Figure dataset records
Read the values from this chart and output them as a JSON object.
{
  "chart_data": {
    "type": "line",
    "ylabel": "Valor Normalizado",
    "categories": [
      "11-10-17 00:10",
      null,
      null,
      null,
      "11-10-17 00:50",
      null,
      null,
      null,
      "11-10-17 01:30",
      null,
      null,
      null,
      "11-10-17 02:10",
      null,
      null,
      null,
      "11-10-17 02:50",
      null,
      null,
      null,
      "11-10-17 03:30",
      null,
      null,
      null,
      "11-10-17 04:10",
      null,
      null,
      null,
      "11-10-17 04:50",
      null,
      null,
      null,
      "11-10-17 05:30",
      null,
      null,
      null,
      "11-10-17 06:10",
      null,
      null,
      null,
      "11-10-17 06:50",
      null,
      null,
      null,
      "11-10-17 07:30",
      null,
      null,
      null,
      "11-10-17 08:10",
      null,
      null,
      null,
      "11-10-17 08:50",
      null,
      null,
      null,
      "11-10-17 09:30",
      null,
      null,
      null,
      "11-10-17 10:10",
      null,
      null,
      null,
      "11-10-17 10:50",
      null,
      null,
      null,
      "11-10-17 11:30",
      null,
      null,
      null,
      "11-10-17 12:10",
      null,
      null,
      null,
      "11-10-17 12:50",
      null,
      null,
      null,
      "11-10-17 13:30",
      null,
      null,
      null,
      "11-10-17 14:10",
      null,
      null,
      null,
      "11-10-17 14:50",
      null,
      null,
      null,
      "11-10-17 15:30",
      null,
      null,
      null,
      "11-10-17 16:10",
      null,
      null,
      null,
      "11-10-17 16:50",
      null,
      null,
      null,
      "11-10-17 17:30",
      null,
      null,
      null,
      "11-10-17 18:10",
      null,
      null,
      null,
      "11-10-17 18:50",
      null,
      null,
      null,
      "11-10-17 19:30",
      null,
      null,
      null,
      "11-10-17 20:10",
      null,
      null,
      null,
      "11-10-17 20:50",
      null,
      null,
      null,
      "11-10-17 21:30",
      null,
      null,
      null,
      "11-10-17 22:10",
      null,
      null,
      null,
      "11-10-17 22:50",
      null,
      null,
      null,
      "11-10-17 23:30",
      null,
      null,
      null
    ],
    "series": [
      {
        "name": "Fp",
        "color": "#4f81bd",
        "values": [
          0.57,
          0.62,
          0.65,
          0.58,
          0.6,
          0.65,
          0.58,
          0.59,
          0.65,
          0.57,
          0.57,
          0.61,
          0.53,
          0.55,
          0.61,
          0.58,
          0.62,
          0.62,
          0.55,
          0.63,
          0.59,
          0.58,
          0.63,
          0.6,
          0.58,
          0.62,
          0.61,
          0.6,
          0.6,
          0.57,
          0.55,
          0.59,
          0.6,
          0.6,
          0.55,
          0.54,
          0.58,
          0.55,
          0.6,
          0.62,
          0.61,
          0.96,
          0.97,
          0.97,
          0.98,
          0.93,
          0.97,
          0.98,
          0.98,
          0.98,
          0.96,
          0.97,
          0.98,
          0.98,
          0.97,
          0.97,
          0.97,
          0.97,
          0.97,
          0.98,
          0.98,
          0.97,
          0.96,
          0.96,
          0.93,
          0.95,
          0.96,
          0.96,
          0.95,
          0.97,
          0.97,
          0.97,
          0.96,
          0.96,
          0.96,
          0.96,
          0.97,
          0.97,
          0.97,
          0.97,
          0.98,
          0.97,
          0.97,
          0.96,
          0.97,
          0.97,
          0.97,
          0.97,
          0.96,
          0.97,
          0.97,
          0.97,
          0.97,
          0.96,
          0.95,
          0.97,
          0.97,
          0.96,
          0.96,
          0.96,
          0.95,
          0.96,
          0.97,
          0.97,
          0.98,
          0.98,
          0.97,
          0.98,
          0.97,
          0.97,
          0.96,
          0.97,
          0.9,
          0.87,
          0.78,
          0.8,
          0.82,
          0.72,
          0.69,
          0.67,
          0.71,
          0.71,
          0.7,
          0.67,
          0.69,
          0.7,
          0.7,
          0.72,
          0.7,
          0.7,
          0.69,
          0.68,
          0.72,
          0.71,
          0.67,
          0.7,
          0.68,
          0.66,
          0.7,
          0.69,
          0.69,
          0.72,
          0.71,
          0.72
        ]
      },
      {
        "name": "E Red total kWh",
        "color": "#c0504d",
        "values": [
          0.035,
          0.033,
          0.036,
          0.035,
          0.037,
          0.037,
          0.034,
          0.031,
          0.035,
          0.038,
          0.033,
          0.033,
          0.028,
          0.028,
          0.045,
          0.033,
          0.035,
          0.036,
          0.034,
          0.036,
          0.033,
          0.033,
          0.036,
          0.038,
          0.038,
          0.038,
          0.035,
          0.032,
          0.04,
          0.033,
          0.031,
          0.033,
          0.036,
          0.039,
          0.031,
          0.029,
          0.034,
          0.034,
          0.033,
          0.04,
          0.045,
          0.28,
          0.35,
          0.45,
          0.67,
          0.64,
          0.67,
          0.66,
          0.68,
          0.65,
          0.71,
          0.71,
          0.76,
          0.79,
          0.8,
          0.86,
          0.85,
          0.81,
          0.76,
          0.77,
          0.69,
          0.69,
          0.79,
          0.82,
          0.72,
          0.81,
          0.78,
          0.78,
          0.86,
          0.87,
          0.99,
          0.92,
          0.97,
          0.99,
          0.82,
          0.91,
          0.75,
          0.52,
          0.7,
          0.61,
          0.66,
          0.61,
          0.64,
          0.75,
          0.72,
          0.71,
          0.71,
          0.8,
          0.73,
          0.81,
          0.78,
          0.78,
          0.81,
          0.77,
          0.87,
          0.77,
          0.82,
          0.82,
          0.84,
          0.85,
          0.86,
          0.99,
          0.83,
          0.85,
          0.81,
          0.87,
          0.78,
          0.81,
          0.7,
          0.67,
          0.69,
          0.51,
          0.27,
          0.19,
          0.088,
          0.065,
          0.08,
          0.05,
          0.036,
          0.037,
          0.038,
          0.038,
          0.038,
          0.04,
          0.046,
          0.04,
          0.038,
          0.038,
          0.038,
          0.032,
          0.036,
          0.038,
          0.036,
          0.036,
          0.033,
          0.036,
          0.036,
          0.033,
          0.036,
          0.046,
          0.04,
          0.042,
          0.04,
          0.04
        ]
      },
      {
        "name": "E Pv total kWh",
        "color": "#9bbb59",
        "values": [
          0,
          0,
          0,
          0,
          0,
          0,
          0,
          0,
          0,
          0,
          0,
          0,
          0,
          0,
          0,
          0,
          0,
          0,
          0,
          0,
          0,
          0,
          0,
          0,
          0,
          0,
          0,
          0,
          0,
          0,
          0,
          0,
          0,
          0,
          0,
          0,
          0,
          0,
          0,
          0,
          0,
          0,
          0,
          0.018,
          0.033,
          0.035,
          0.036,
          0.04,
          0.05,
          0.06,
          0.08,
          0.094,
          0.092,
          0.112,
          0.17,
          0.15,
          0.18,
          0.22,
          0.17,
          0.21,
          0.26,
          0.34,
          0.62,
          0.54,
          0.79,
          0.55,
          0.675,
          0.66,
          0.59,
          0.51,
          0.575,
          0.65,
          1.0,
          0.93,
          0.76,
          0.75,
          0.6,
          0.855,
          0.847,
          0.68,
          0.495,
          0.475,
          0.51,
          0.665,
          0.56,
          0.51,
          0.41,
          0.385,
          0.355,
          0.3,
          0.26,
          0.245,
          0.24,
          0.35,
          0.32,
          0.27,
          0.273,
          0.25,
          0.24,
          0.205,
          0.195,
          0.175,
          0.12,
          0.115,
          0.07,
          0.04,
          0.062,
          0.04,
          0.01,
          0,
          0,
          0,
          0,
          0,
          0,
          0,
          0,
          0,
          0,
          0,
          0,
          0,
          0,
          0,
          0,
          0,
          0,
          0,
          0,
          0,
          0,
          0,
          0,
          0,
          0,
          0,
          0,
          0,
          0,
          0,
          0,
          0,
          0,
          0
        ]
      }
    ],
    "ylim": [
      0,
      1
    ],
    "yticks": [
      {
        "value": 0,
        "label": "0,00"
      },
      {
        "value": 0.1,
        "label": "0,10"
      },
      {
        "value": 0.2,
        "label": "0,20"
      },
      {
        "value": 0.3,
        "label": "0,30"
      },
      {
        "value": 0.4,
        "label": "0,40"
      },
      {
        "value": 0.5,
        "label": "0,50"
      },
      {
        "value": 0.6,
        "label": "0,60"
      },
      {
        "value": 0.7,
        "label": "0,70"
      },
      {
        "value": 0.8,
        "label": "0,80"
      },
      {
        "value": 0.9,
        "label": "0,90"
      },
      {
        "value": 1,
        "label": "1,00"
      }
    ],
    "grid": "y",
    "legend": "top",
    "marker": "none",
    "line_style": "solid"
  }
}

Task prompt: Examine the listing and say how many of its lines contain the string "total". Give the number alone.

Answer for the task: 2